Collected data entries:

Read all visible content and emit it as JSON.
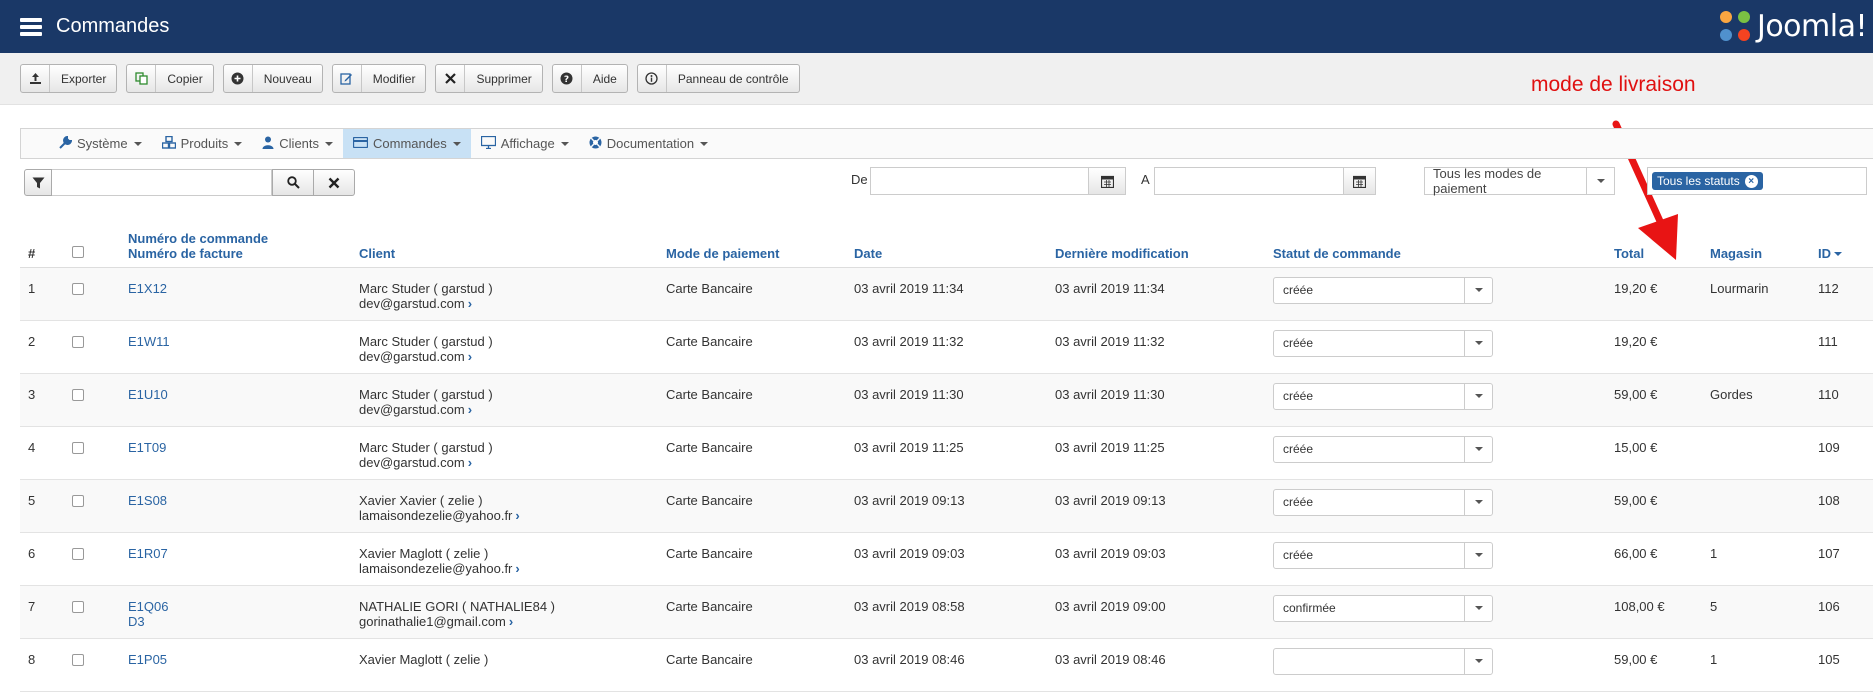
{
  "header": {
    "title": "Commandes",
    "logo_text": "Joomla!"
  },
  "toolbar": {
    "buttons": [
      {
        "label": "Exporter",
        "icon": "upload-icon"
      },
      {
        "label": "Copier",
        "icon": "copy-icon"
      },
      {
        "label": "Nouveau",
        "icon": "plus-circle-icon"
      },
      {
        "label": "Modifier",
        "icon": "edit-icon"
      },
      {
        "label": "Supprimer",
        "icon": "times-icon"
      },
      {
        "label": "Aide",
        "icon": "question-icon"
      },
      {
        "label": "Panneau de contrôle",
        "icon": "info-icon"
      }
    ]
  },
  "annotation": {
    "text": "mode de livraison",
    "color": "#e01010"
  },
  "nav": {
    "items": [
      {
        "label": "Système",
        "icon": "wrench-icon"
      },
      {
        "label": "Produits",
        "icon": "cubes-icon"
      },
      {
        "label": "Clients",
        "icon": "user-icon"
      },
      {
        "label": "Commandes",
        "icon": "credit-card-icon",
        "active": true
      },
      {
        "label": "Affichage",
        "icon": "monitor-icon"
      },
      {
        "label": "Documentation",
        "icon": "help-circle-icon"
      }
    ]
  },
  "filters": {
    "search_value": "",
    "date_from_label": "De",
    "date_to_label": "A",
    "payment_select": "Tous les modes de paiement",
    "status_tag": "Tous les statuts"
  },
  "table": {
    "headers": {
      "num": "#",
      "order_number": "Numéro de commande",
      "invoice_number": "Numéro de facture",
      "client": "Client",
      "payment": "Mode de paiement",
      "date": "Date",
      "modified": "Dernière modification",
      "status": "Statut de commande",
      "total": "Total",
      "store": "Magasin",
      "id": "ID"
    },
    "rows": [
      {
        "num": "1",
        "order": "E1X12",
        "invoice": "",
        "client": "Marc Studer ( garstud )",
        "email": "dev@garstud.com",
        "payment": "Carte Bancaire",
        "date": "03 avril 2019 11:34",
        "modified": "03 avril 2019 11:34",
        "status": "créée",
        "total": "19,20 €",
        "store": "Lourmarin",
        "id": "112"
      },
      {
        "num": "2",
        "order": "E1W11",
        "invoice": "",
        "client": "Marc Studer ( garstud )",
        "email": "dev@garstud.com",
        "payment": "Carte Bancaire",
        "date": "03 avril 2019 11:32",
        "modified": "03 avril 2019 11:32",
        "status": "créée",
        "total": "19,20 €",
        "store": "",
        "id": "111"
      },
      {
        "num": "3",
        "order": "E1U10",
        "invoice": "",
        "client": "Marc Studer ( garstud )",
        "email": "dev@garstud.com",
        "payment": "Carte Bancaire",
        "date": "03 avril 2019 11:30",
        "modified": "03 avril 2019 11:30",
        "status": "créée",
        "total": "59,00 €",
        "store": "Gordes",
        "id": "110"
      },
      {
        "num": "4",
        "order": "E1T09",
        "invoice": "",
        "client": "Marc Studer ( garstud )",
        "email": "dev@garstud.com",
        "payment": "Carte Bancaire",
        "date": "03 avril 2019 11:25",
        "modified": "03 avril 2019 11:25",
        "status": "créée",
        "total": "15,00 €",
        "store": "",
        "id": "109"
      },
      {
        "num": "5",
        "order": "E1S08",
        "invoice": "",
        "client": "Xavier Xavier ( zelie )",
        "email": "lamaisondezelie@yahoo.fr",
        "payment": "Carte Bancaire",
        "date": "03 avril 2019 09:13",
        "modified": "03 avril 2019 09:13",
        "status": "créée",
        "total": "59,00 €",
        "store": "",
        "id": "108"
      },
      {
        "num": "6",
        "order": "E1R07",
        "invoice": "",
        "client": "Xavier Maglott ( zelie )",
        "email": "lamaisondezelie@yahoo.fr",
        "payment": "Carte Bancaire",
        "date": "03 avril 2019 09:03",
        "modified": "03 avril 2019 09:03",
        "status": "créée",
        "total": "66,00 €",
        "store": "1",
        "id": "107"
      },
      {
        "num": "7",
        "order": "E1Q06",
        "invoice": "D3",
        "client": "NATHALIE GORI ( NATHALIE84 )",
        "email": "gorinathalie1@gmail.com",
        "payment": "Carte Bancaire",
        "date": "03 avril 2019 08:58",
        "modified": "03 avril 2019 09:00",
        "status": "confirmée",
        "total": "108,00 €",
        "store": "5",
        "id": "106"
      },
      {
        "num": "8",
        "order": "E1P05",
        "invoice": "",
        "client": "Xavier Maglott ( zelie )",
        "email": "",
        "payment": "Carte Bancaire",
        "date": "03 avril 2019 08:46",
        "modified": "03 avril 2019 08:46",
        "status": "",
        "total": "59,00 €",
        "store": "1",
        "id": "105"
      }
    ]
  }
}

Task description
Exclude the pictures and transcribe all of the entries exactly.

Reply
Read all visible content and emit it as JSON.
{
  "header": {
    "title": "Commandes",
    "logo_text": "Joomla!"
  },
  "toolbar": {
    "buttons": [
      {
        "label": "Exporter",
        "icon": "upload-icon"
      },
      {
        "label": "Copier",
        "icon": "copy-icon"
      },
      {
        "label": "Nouveau",
        "icon": "plus-circle-icon"
      },
      {
        "label": "Modifier",
        "icon": "edit-icon"
      },
      {
        "label": "Supprimer",
        "icon": "times-icon"
      },
      {
        "label": "Aide",
        "icon": "question-icon"
      },
      {
        "label": "Panneau de contrôle",
        "icon": "info-icon"
      }
    ]
  },
  "annotation": {
    "text": "mode de livraison",
    "color": "#e01010"
  },
  "nav": {
    "items": [
      {
        "label": "Système",
        "icon": "wrench-icon"
      },
      {
        "label": "Produits",
        "icon": "cubes-icon"
      },
      {
        "label": "Clients",
        "icon": "user-icon"
      },
      {
        "label": "Commandes",
        "icon": "credit-card-icon",
        "active": true
      },
      {
        "label": "Affichage",
        "icon": "monitor-icon"
      },
      {
        "label": "Documentation",
        "icon": "help-circle-icon"
      }
    ]
  },
  "filters": {
    "search_value": "",
    "date_from_label": "De",
    "date_to_label": "A",
    "payment_select": "Tous les modes de paiement",
    "status_tag": "Tous les statuts"
  },
  "table": {
    "headers": {
      "num": "#",
      "order_number": "Numéro de commande",
      "invoice_number": "Numéro de facture",
      "client": "Client",
      "payment": "Mode de paiement",
      "date": "Date",
      "modified": "Dernière modification",
      "status": "Statut de commande",
      "total": "Total",
      "store": "Magasin",
      "id": "ID"
    },
    "rows": [
      {
        "num": "1",
        "order": "E1X12",
        "invoice": "",
        "client": "Marc Studer ( garstud )",
        "email": "dev@garstud.com",
        "payment": "Carte Bancaire",
        "date": "03 avril 2019 11:34",
        "modified": "03 avril 2019 11:34",
        "status": "créée",
        "total": "19,20 €",
        "store": "Lourmarin",
        "id": "112"
      },
      {
        "num": "2",
        "order": "E1W11",
        "invoice": "",
        "client": "Marc Studer ( garstud )",
        "email": "dev@garstud.com",
        "payment": "Carte Bancaire",
        "date": "03 avril 2019 11:32",
        "modified": "03 avril 2019 11:32",
        "status": "créée",
        "total": "19,20 €",
        "store": "",
        "id": "111"
      },
      {
        "num": "3",
        "order": "E1U10",
        "invoice": "",
        "client": "Marc Studer ( garstud )",
        "email": "dev@garstud.com",
        "payment": "Carte Bancaire",
        "date": "03 avril 2019 11:30",
        "modified": "03 avril 2019 11:30",
        "status": "créée",
        "total": "59,00 €",
        "store": "Gordes",
        "id": "110"
      },
      {
        "num": "4",
        "order": "E1T09",
        "invoice": "",
        "client": "Marc Studer ( garstud )",
        "email": "dev@garstud.com",
        "payment": "Carte Bancaire",
        "date": "03 avril 2019 11:25",
        "modified": "03 avril 2019 11:25",
        "status": "créée",
        "total": "15,00 €",
        "store": "",
        "id": "109"
      },
      {
        "num": "5",
        "order": "E1S08",
        "invoice": "",
        "client": "Xavier Xavier ( zelie )",
        "email": "lamaisondezelie@yahoo.fr",
        "payment": "Carte Bancaire",
        "date": "03 avril 2019 09:13",
        "modified": "03 avril 2019 09:13",
        "status": "créée",
        "total": "59,00 €",
        "store": "",
        "id": "108"
      },
      {
        "num": "6",
        "order": "E1R07",
        "invoice": "",
        "client": "Xavier Maglott ( zelie )",
        "email": "lamaisondezelie@yahoo.fr",
        "payment": "Carte Bancaire",
        "date": "03 avril 2019 09:03",
        "modified": "03 avril 2019 09:03",
        "status": "créée",
        "total": "66,00 €",
        "store": "1",
        "id": "107"
      },
      {
        "num": "7",
        "order": "E1Q06",
        "invoice": "D3",
        "client": "NATHALIE GORI ( NATHALIE84 )",
        "email": "gorinathalie1@gmail.com",
        "payment": "Carte Bancaire",
        "date": "03 avril 2019 08:58",
        "modified": "03 avril 2019 09:00",
        "status": "confirmée",
        "total": "108,00 €",
        "store": "5",
        "id": "106"
      },
      {
        "num": "8",
        "order": "E1P05",
        "invoice": "",
        "client": "Xavier Maglott ( zelie )",
        "email": "",
        "payment": "Carte Bancaire",
        "date": "03 avril 2019 08:46",
        "modified": "03 avril 2019 08:46",
        "status": "",
        "total": "59,00 €",
        "store": "1",
        "id": "105"
      }
    ]
  }
}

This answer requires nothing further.